▶ What the task asks
Below is a listing; reproduce each line of it exactly.

* * * * *

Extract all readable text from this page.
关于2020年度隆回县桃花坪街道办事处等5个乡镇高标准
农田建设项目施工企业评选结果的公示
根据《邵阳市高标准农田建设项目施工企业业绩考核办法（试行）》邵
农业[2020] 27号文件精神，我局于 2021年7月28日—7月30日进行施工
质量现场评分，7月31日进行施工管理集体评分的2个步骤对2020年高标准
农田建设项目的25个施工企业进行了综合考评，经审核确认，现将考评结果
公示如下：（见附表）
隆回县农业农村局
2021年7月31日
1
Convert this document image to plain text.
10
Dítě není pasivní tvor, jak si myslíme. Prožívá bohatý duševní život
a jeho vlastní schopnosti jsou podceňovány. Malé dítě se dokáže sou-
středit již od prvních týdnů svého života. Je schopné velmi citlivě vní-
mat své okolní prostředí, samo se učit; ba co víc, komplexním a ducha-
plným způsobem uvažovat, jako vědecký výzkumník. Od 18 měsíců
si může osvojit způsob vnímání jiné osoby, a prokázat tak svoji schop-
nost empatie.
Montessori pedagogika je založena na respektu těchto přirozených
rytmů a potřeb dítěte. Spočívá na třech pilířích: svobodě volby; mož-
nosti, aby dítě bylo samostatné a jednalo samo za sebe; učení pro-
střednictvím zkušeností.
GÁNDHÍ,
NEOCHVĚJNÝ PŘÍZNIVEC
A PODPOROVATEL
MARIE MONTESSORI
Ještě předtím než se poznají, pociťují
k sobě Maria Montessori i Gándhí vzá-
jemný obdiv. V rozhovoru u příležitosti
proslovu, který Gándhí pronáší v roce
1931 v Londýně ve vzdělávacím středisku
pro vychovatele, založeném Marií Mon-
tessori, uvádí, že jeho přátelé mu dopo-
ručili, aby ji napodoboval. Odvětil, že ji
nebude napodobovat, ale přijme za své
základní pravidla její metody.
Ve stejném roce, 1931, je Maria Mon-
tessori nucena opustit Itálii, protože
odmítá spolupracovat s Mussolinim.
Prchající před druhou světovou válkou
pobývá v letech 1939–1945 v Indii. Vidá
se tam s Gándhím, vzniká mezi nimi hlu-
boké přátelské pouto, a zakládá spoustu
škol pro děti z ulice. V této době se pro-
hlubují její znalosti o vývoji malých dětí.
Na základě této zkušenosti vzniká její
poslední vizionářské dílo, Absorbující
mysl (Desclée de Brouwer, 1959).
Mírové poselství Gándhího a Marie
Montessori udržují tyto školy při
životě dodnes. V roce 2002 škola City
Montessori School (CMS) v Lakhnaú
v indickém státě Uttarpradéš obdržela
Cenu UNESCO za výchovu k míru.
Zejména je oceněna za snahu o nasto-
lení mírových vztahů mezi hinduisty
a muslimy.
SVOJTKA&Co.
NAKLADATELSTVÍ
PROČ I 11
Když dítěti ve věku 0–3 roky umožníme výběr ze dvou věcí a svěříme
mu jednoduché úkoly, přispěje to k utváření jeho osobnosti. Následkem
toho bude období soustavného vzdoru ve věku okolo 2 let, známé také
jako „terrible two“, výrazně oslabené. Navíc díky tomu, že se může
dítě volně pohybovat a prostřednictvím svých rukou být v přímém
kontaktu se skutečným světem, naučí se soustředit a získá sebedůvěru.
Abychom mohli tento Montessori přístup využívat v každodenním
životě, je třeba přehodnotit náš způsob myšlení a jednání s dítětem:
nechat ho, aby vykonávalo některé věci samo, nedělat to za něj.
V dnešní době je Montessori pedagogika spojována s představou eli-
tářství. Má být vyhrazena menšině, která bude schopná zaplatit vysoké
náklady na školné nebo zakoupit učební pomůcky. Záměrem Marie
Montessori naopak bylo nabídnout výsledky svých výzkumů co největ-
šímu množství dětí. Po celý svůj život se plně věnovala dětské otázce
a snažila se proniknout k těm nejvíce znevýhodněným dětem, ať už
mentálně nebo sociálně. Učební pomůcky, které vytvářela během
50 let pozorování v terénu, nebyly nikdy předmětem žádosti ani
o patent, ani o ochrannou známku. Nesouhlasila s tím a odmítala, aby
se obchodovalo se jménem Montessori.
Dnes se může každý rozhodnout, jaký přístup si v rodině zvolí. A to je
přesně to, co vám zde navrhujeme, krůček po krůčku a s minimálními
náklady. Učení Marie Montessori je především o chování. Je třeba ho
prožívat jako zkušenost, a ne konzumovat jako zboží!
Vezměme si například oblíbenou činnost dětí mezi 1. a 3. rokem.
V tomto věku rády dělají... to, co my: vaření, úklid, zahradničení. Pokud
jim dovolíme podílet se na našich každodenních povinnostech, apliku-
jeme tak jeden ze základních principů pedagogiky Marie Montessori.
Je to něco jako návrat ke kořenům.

* * * * *

▶ Task result
Extract all readable text from this page.
关于2020年度隆回县桃花坪街道办事处等5个乡镇高标准
农田建设项目施工企业评选结果的公示
根据《邵阳市高标准农田建设项目施工企业业绩考核办法（试行）》邵
农业[2020] 27号文件精神，我局于 2021年7月28日—7月30日进行施工
质量现场评分，7月31日进行施工管理集体评分的2个步骤对2020年高标准
农田建设项目的25个施工企业进行了综合考评，经审核确认，现将考评结果
公示如下：（见附表）
隆回县农业农村局
2021年7月31日
1
Convert this document image to plain text.
10
Dítě není pasivní tvor, jak si myslíme. Prožívá bohatý duševní život
a jeho vlastní schopnosti jsou podceňovány. Malé dítě se dokáže sou-
středit již od prvních týdnů svého života. Je schopné velmi citlivě vní-
mat své okolní prostředí, samo se učit; ba co víc, komplexním a ducha-
plným způsobem uvažovat, jako vědecký výzkumník. Od 18 měsíců
si může osvojit způsob vnímání jiné osoby, a prokázat tak svoji schop-
nost empatie.
Montessori pedagogika je založena na respektu těchto přirozených
rytmů a potřeb dítěte. Spočívá na třech pilířích: svobodě volby; mož-
nosti, aby dítě bylo samostatné a jednalo samo za sebe; učení pro-
střednictvím zkušeností.
GÁNDHÍ,
NEOCHVĚJNÝ PŘÍZNIVEC
A PODPOROVATEL
MARIE MONTESSORI
Ještě předtím než se poznají, pociťují
k sobě Maria Montessori i Gándhí vzá-
jemný obdiv. V rozhovoru u příležitosti
proslovu, který Gándhí pronáší v roce
1931 v Londýně ve vzdělávacím středisku
pro vychovatele, založeném Marií Mon-
tessori, uvádí, že jeho přátelé mu dopo-
ručili, aby ji napodoboval. Odvětil, že ji
nebude napodobovat, ale přijme za své
základní pravidla její metody.
Ve stejném roce, 1931, je Maria Mon-
tessori nucena opustit Itálii, protože
odmítá spolupracovat s Mussolinim.
Prchající před druhou světovou válkou
pobývá v letech 1939–1945 v Indii. Vidá
se tam s Gándhím, vzniká mezi nimi hlu-
boké přátelské pouto, a zakládá spoustu
škol pro děti z ulice. V této době se pro-
hlubují její znalosti o vývoji malých dětí.
Na základě této zkušenosti vzniká její
poslední vizionářské dílo, Absorbující
mysl (Desclée de Brouwer, 1959).
Mírové poselství Gándhího a Marie
Montessori udržují tyto školy při
životě dodnes. V roce 2002 škola City
Montessori School (CMS) v Lakhnaú
v indickém státě Uttarpradéš obdržela
Cenu UNESCO za výchovu k míru.
Zejména je oceněna za snahu o nasto-
lení mírových vztahů mezi hinduisty
a muslimy.
SVOJTKA&Co.
NAKLADATELSTVÍ
PROČ I 11
Když dítěti ve věku 0–3 roky umožníme výběr ze dvou věcí a svěříme
mu jednoduché úkoly, přispěje to k utváření jeho osobnosti. Následkem
toho bude období soustavného vzdoru ve věku okolo 2 let, známé také
jako „terrible two“, výrazně oslabené. Navíc díky tomu, že se může
dítě volně pohybovat a prostřednictvím svých rukou být v přímém
kontaktu se skutečným světem, naučí se soustředit a získá sebedůvěru.
Abychom mohli tento Montessori přístup využívat v každodenním
životě, je třeba přehodnotit náš způsob myšlení a jednání s dítětem:
nechat ho, aby vykonávalo některé věci samo, nedělat to za něj.
V dnešní době je Montessori pedagogika spojována s představou eli-
tářství. Má být vyhrazena menšině, která bude schopná zaplatit vysoké
náklady na školné nebo zakoupit učební pomůcky. Záměrem Marie
Montessori naopak bylo nabídnout výsledky svých výzkumů co největ-
šímu množství dětí. Po celý svůj život se plně věnovala dětské otázce
a snažila se proniknout k těm nejvíce znevýhodněným dětem, ať už
mentálně nebo sociálně. Učební pomůcky, které vytvářela během
50 let pozorování v terénu, nebyly nikdy předmětem žádosti ani
o patent, ani o ochrannou známku. Nesouhlasila s tím a odmítala, aby
se obchodovalo se jménem Montessori.
Dnes se může každý rozhodnout, jaký přístup si v rodině zvolí. A to je
přesně to, co vám zde navrhujeme, krůček po krůčku a s minimálními
náklady. Učení Marie Montessori je především o chování. Je třeba ho
prožívat jako zkušenost, a ne konzumovat jako zboží!
Vezměme si například oblíbenou činnost dětí mezi 1. a 3. rokem.
V tomto věku rády dělají... to, co my: vaření, úklid, zahradničení. Pokud
jim dovolíme podílet se na našich každodenních povinnostech, apliku-
jeme tak jeden ze základních principů pedagogiky Marie Montessori.
Je to něco jako návrat ke kořenům.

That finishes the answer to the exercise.